◆ GOAL:
Track down each line that has the word "about" and copy it.

— Start of INFORMATION SHOWN —

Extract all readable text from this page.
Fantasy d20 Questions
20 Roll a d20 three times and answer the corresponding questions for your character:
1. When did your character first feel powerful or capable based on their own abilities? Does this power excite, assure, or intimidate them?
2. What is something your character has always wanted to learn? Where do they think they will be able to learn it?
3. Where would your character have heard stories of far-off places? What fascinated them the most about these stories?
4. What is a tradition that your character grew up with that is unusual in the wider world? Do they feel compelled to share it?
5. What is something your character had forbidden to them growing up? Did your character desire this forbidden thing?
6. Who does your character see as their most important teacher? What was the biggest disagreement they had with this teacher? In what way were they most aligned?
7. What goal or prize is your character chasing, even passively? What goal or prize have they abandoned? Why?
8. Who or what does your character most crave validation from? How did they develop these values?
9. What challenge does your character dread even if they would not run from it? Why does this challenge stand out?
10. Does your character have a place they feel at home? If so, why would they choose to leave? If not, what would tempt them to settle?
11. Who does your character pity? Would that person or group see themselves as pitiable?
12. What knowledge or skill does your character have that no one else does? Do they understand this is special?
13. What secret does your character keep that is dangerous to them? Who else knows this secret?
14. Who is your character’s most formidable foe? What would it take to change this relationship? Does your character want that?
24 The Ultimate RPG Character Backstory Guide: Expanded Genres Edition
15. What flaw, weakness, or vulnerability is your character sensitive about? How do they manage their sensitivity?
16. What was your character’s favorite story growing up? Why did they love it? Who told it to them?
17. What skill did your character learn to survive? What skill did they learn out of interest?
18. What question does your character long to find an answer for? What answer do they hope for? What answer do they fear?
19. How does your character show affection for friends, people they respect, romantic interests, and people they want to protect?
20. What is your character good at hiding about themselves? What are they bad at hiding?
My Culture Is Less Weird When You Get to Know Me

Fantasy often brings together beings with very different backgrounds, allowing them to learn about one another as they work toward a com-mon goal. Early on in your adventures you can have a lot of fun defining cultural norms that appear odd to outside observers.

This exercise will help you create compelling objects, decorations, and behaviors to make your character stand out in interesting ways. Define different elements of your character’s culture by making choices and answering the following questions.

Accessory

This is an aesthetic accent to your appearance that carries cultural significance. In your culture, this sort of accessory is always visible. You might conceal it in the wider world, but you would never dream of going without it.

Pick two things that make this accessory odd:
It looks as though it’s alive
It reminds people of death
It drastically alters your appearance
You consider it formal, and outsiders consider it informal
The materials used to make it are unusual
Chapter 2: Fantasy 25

— End of INFORMATION SHOWN —

◆ EXERCISE OUTPUT:
3. Where would your character have heard stories of far-off places? What fascinated them the most about these stories?
15. What flaw, weakness, or vulnerability is your character sensitive about? How do they manage their sensitivity?
20. What is your character good at hiding about themselves? What are they bad at hiding?
Fantasy often brings together beings with very different backgrounds, allowing them to learn about one another as they work toward a com-mon goal. Early on in your adventures you can have a lot of fun defining cultural norms that appear odd to outside observers.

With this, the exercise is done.